[Extracted records]
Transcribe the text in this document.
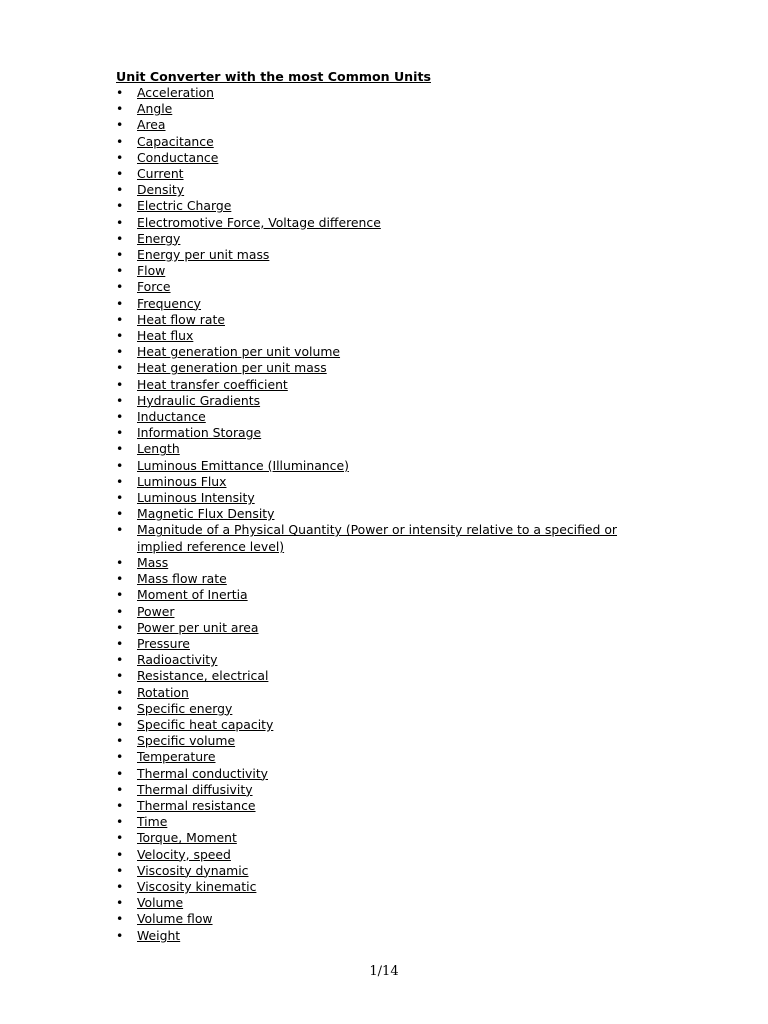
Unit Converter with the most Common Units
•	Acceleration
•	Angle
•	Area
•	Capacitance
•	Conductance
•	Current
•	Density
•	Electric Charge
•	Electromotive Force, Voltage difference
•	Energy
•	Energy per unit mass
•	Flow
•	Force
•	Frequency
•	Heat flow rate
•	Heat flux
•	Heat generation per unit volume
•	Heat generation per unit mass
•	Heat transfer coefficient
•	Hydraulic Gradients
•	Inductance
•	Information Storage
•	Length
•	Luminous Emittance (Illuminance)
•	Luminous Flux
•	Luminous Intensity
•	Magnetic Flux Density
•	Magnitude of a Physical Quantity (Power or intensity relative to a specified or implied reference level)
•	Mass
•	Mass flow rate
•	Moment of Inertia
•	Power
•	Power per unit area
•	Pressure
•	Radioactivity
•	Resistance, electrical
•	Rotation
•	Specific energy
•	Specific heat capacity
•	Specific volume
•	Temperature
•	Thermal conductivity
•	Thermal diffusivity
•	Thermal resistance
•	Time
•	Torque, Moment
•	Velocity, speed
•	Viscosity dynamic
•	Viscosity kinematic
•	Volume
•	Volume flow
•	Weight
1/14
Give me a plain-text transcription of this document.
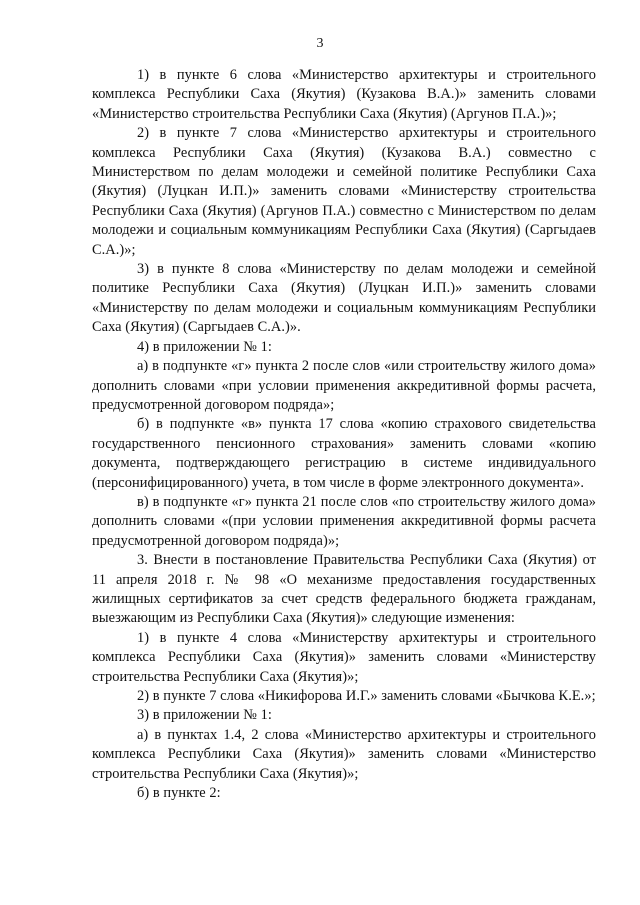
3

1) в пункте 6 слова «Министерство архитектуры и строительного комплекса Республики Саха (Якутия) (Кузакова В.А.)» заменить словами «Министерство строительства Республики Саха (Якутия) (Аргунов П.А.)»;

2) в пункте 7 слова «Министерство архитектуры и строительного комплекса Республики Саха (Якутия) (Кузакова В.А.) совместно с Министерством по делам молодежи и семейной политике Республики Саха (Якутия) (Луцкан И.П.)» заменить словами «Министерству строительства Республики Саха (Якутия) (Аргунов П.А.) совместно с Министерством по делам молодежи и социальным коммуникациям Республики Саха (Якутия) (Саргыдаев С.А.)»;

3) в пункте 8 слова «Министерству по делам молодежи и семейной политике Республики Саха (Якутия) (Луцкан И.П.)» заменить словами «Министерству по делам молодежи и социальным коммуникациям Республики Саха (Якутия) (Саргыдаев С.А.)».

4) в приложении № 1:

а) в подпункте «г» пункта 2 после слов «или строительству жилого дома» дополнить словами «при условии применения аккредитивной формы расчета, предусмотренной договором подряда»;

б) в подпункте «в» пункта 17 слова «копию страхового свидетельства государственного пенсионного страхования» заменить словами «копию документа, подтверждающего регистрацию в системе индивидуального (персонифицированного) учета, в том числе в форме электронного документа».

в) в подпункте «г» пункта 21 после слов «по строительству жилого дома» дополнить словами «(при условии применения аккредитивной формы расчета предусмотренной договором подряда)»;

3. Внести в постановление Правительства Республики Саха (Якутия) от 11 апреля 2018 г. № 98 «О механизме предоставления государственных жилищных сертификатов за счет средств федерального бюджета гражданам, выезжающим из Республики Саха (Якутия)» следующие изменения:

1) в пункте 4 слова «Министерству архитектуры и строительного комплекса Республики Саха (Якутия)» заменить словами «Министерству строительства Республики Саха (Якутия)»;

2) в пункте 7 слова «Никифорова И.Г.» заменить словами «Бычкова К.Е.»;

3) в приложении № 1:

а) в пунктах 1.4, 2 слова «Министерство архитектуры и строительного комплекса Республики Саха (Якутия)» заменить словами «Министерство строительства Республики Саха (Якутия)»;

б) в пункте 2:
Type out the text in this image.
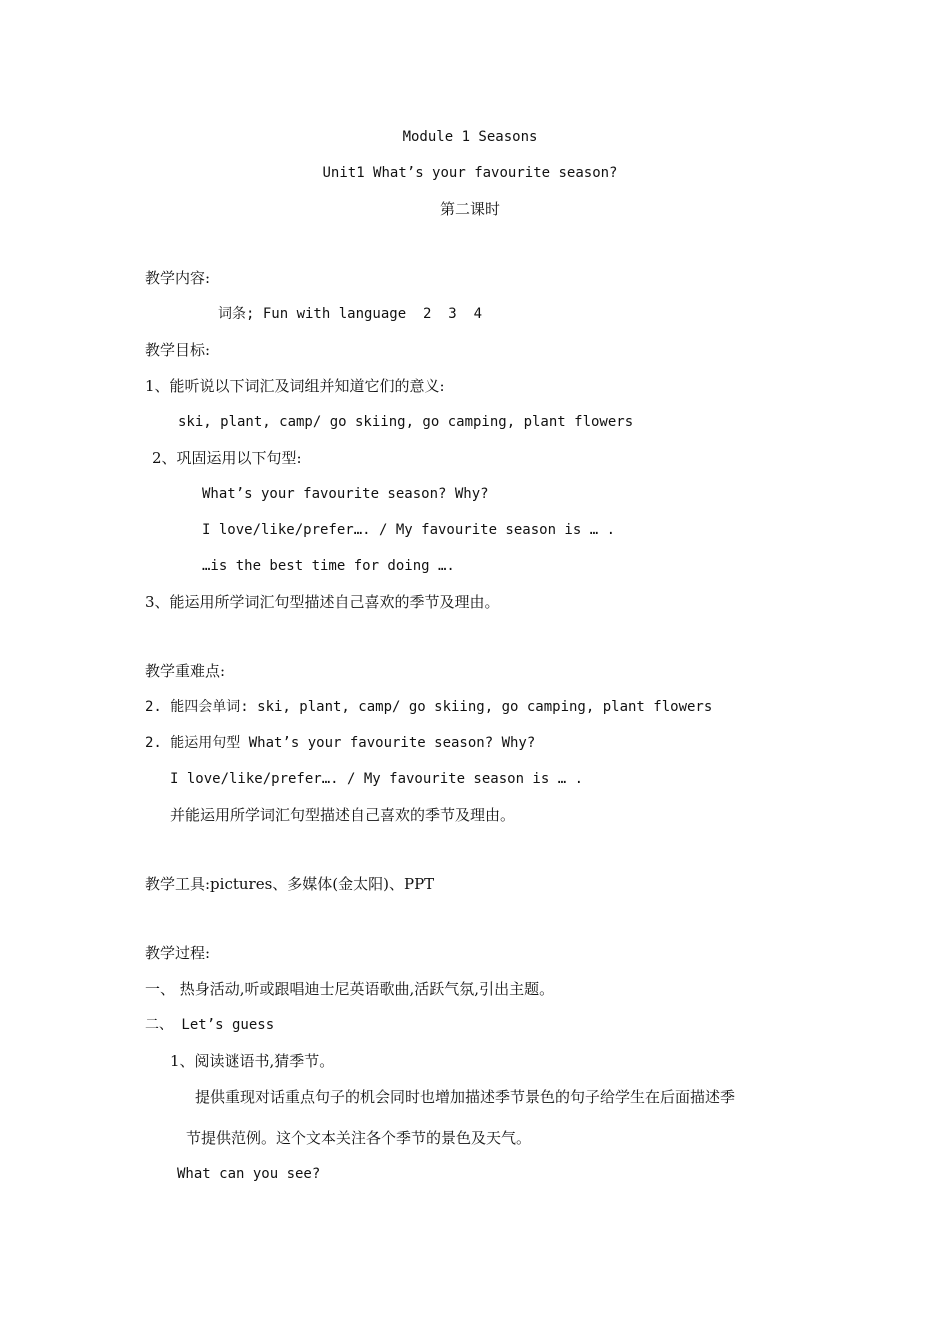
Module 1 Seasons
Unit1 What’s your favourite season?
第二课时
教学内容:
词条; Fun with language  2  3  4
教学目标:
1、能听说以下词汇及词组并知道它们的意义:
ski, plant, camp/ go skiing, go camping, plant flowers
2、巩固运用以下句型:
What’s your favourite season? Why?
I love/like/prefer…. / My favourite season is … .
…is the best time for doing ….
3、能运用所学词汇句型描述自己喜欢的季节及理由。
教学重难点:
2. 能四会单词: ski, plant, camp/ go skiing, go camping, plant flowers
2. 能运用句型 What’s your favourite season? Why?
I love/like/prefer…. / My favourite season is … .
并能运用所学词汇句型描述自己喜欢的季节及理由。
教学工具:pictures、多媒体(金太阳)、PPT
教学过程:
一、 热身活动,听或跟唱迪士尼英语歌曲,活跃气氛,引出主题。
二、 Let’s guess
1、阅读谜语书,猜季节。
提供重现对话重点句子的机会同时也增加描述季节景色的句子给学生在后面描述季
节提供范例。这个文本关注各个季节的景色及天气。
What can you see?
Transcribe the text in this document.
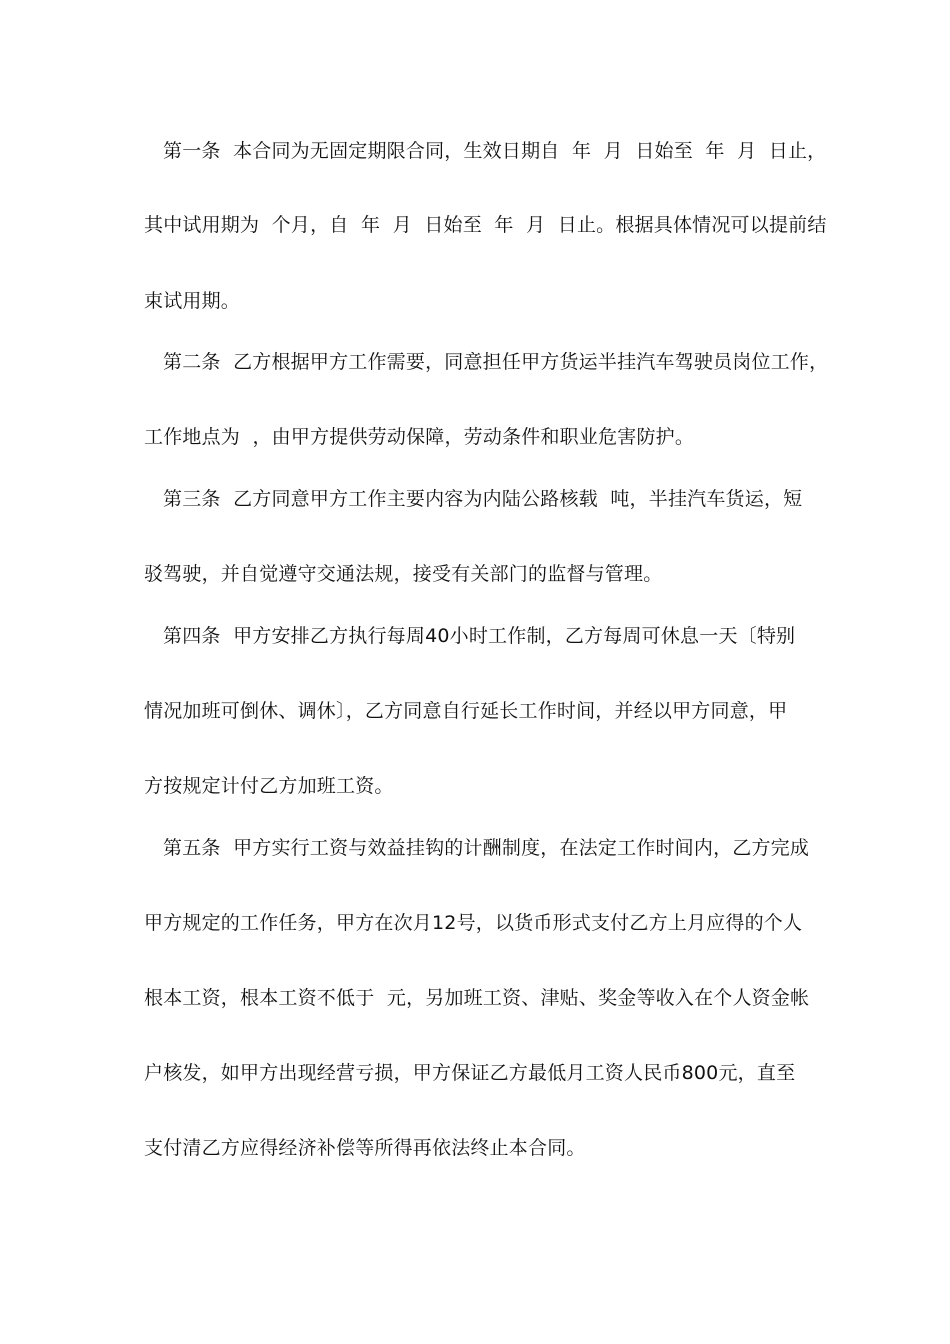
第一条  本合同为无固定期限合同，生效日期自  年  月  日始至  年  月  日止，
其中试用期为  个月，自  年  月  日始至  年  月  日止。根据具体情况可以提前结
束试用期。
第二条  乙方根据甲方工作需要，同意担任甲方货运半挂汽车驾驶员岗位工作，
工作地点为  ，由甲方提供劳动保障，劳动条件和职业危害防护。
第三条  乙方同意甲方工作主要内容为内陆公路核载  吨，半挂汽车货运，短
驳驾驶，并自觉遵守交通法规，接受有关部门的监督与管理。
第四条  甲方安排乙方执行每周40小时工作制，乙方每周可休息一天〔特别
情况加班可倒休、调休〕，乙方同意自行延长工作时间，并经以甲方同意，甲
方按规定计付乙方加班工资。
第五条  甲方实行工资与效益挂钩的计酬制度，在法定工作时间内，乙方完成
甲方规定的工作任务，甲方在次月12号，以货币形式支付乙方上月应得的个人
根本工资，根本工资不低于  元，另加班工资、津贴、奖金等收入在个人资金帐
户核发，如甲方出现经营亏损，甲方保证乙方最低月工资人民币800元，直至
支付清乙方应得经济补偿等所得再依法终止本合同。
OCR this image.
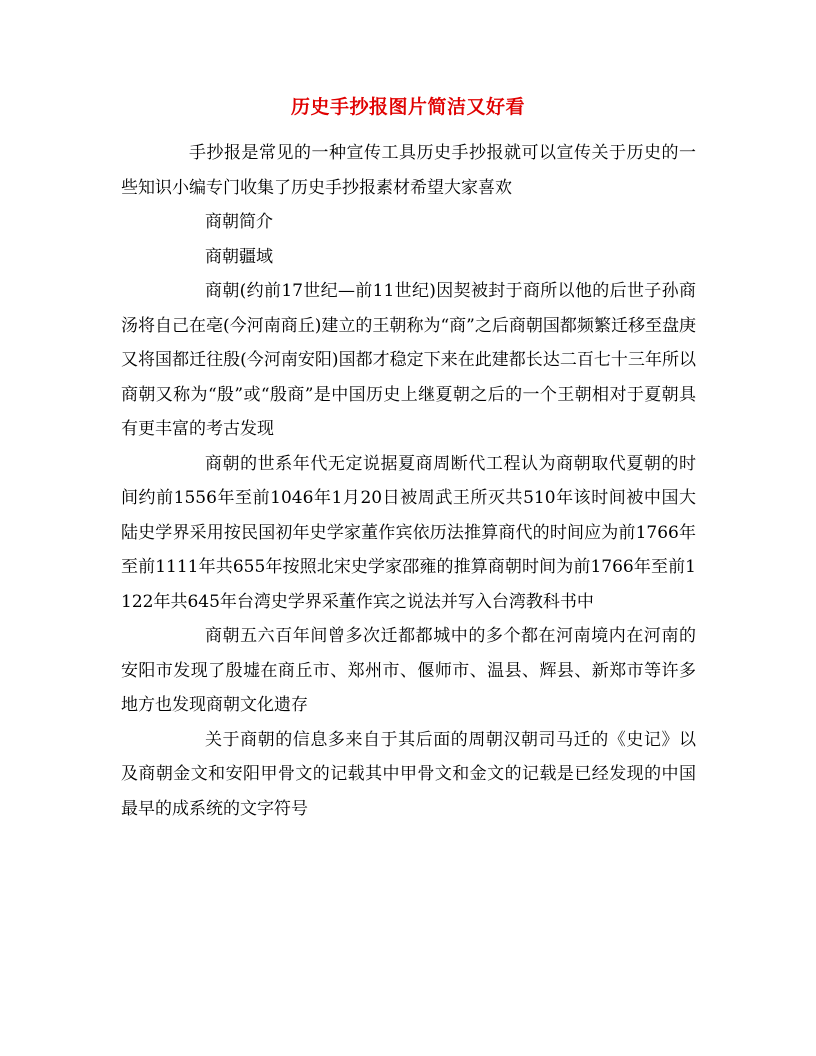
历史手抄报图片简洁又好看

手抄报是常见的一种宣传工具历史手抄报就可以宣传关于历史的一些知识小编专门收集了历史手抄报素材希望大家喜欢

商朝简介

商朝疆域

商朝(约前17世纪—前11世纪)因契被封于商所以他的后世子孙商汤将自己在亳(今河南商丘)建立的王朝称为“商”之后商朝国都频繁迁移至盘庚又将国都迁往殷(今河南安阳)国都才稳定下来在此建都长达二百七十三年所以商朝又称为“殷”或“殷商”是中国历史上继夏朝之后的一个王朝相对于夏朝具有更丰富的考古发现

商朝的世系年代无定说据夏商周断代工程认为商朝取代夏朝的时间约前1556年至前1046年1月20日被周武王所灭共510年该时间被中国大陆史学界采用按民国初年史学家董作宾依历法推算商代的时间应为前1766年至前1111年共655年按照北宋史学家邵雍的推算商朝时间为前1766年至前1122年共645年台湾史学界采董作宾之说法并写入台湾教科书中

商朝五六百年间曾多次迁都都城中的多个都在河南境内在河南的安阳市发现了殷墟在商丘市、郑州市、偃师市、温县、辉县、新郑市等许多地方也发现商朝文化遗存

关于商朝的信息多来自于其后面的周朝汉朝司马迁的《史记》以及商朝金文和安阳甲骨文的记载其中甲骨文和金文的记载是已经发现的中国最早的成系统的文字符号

# [THE TASK]
Quote every line word for word and keep the images out of the copy.

# [SOLUTION BELOW]
Transcribe the text in this document.
Unit Converter with the most Common Units
•	Acceleration
•	Angle
•	Area
•	Capacitance
•	Conductance
•	Current
•	Density
•	Electric Charge
•	Electromotive Force, Voltage difference
•	Energy
•	Energy per unit mass
•	Flow
•	Force
•	Frequency
•	Heat flow rate
•	Heat flux
•	Heat generation per unit volume
•	Heat generation per unit mass
•	Heat transfer coefficient
•	Hydraulic Gradients
•	Inductance
•	Information Storage
•	Length
•	Luminous Emittance (Illuminance)
•	Luminous Flux
•	Luminous Intensity
•	Magnetic Flux Density
•	Magnitude of a Physical Quantity (Power or intensity relative to a specified or implied reference level)
•	Mass
•	Mass flow rate
•	Moment of Inertia
•	Power
•	Power per unit area
•	Pressure
•	Radioactivity
•	Resistance, electrical
•	Rotation
•	Specific energy
•	Specific heat capacity
•	Specific volume
•	Temperature
•	Thermal conductivity
•	Thermal diffusivity
•	Thermal resistance
•	Time
•	Torque, Moment
•	Velocity, speed
•	Viscosity dynamic
•	Viscosity kinematic
•	Volume
•	Volume flow
•	Weight
1/14
Give me a plain-text transcription of this document.
3

1) в пункте 6 слова «Министерство архитектуры и строительного комплекса Республики Саха (Якутия) (Кузакова В.А.)» заменить словами «Министерство строительства Республики Саха (Якутия) (Аргунов П.А.)»;

2) в пункте 7 слова «Министерство архитектуры и строительного комплекса Республики Саха (Якутия) (Кузакова В.А.) совместно с Министерством по делам молодежи и семейной политике Республики Саха (Якутия) (Луцкан И.П.)» заменить словами «Министерству строительства Республики Саха (Якутия) (Аргунов П.А.) совместно с Министерством по делам молодежи и социальным коммуникациям Республики Саха (Якутия) (Саргыдаев С.А.)»;

3) в пункте 8 слова «Министерству по делам молодежи и семейной политике Республики Саха (Якутия) (Луцкан И.П.)» заменить словами «Министерству по делам молодежи и социальным коммуникациям Республики Саха (Якутия) (Саргыдаев С.А.)».

4) в приложении № 1:

а) в подпункте «г» пункта 2 после слов «или строительству жилого дома» дополнить словами «при условии применения аккредитивной формы расчета, предусмотренной договором подряда»;

б) в подпункте «в» пункта 17 слова «копию страхового свидетельства государственного пенсионного страхования» заменить словами «копию документа, подтверждающего регистрацию в системе индивидуального (персонифицированного) учета, в том числе в форме электронного документа».

в) в подпункте «г» пункта 21 после слов «по строительству жилого дома» дополнить словами «(при условии применения аккредитивной формы расчета предусмотренной договором подряда)»;

3. Внести в постановление Правительства Республики Саха (Якутия) от 11 апреля 2018 г. № 98 «О механизме предоставления государственных жилищных сертификатов за счет средств федерального бюджета гражданам, выезжающим из Республики Саха (Якутия)» следующие изменения:

1) в пункте 4 слова «Министерству архитектуры и строительного комплекса Республики Саха (Якутия)» заменить словами «Министерству строительства Республики Саха (Якутия)»;

2) в пункте 7 слова «Никифорова И.Г.» заменить словами «Бычкова К.Е.»;

3) в приложении № 1:

а) в пунктах 1.4, 2 слова «Министерство архитектуры и строительного комплекса Республики Саха (Якутия)» заменить словами «Министерство строительства Республики Саха (Якутия)»;

б) в пункте 2:
Type out the text in this image.
Module 1 Seasons
Unit1 What’s your favourite season?
第二课时
教学内容:
词条; Fun with language  2  3  4
教学目标:
1、能听说以下词汇及词组并知道它们的意义:
ski, plant, camp/ go skiing, go camping, plant flowers
2、巩固运用以下句型:
What’s your favourite season? Why?
I love/like/prefer…. / My favourite season is … .
…is the best time for doing ….
3、能运用所学词汇句型描述自己喜欢的季节及理由。
教学重难点:
2. 能四会单词: ski, plant, camp/ go skiing, go camping, plant flowers
2. 能运用句型 What’s your favourite season? Why?
I love/like/prefer…. / My favourite season is … .
并能运用所学词汇句型描述自己喜欢的季节及理由。
教学工具:pictures、多媒体(金太阳)、PPT
教学过程:
一、 热身活动,听或跟唱迪士尼英语歌曲,活跃气氛,引出主题。
二、 Let’s guess
1、阅读谜语书,猜季节。
提供重现对话重点句子的机会同时也增加描述季节景色的句子给学生在后面描述季
节提供范例。这个文本关注各个季节的景色及天气。
What can you see?
Transcribe the text in this document.
第一条  本合同为无固定期限合同，生效日期自  年  月  日始至  年  月  日止，
其中试用期为  个月，自  年  月  日始至  年  月  日止。根据具体情况可以提前结
束试用期。
第二条  乙方根据甲方工作需要，同意担任甲方货运半挂汽车驾驶员岗位工作，
工作地点为  ，由甲方提供劳动保障，劳动条件和职业危害防护。
第三条  乙方同意甲方工作主要内容为内陆公路核载  吨，半挂汽车货运，短
驳驾驶，并自觉遵守交通法规，接受有关部门的监督与管理。
第四条  甲方安排乙方执行每周40小时工作制，乙方每周可休息一天〔特别
情况加班可倒休、调休〕，乙方同意自行延长工作时间，并经以甲方同意，甲
方按规定计付乙方加班工资。
第五条  甲方实行工资与效益挂钩的计酬制度，在法定工作时间内，乙方完成
甲方规定的工作任务，甲方在次月12号，以货币形式支付乙方上月应得的个人
根本工资，根本工资不低于  元，另加班工资、津贴、奖金等收入在个人资金帐
户核发，如甲方出现经营亏损，甲方保证乙方最低月工资人民币800元，直至
支付清乙方应得经济补偿等所得再依法终止本合同。
OCR this image.
历史手抄报图片简洁又好看

手抄报是常见的一种宣传工具历史手抄报就可以宣传关于历史的一些知识小编专门收集了历史手抄报素材希望大家喜欢

商朝简介

商朝疆域

商朝(约前17世纪—前11世纪)因契被封于商所以他的后世子孙商汤将自己在亳(今河南商丘)建立的王朝称为“商”之后商朝国都频繁迁移至盘庚又将国都迁往殷(今河南安阳)国都才稳定下来在此建都长达二百七十三年所以商朝又称为“殷”或“殷商”是中国历史上继夏朝之后的一个王朝相对于夏朝具有更丰富的考古发现

商朝的世系年代无定说据夏商周断代工程认为商朝取代夏朝的时间约前1556年至前1046年1月20日被周武王所灭共510年该时间被中国大陆史学界采用按民国初年史学家董作宾依历法推算商代的时间应为前1766年至前1111年共655年按照北宋史学家邵雍的推算商朝时间为前1766年至前1122年共645年台湾史学界采董作宾之说法并写入台湾教科书中

商朝五六百年间曾多次迁都都城中的多个都在河南境内在河南的安阳市发现了殷墟在商丘市、郑州市、偃师市、温县、辉县、新郑市等许多地方也发现商朝文化遗存

关于商朝的信息多来自于其后面的周朝汉朝司马迁的《史记》以及商朝金文和安阳甲骨文的记载其中甲骨文和金文的记载是已经发现的中国最早的成系统的文字符号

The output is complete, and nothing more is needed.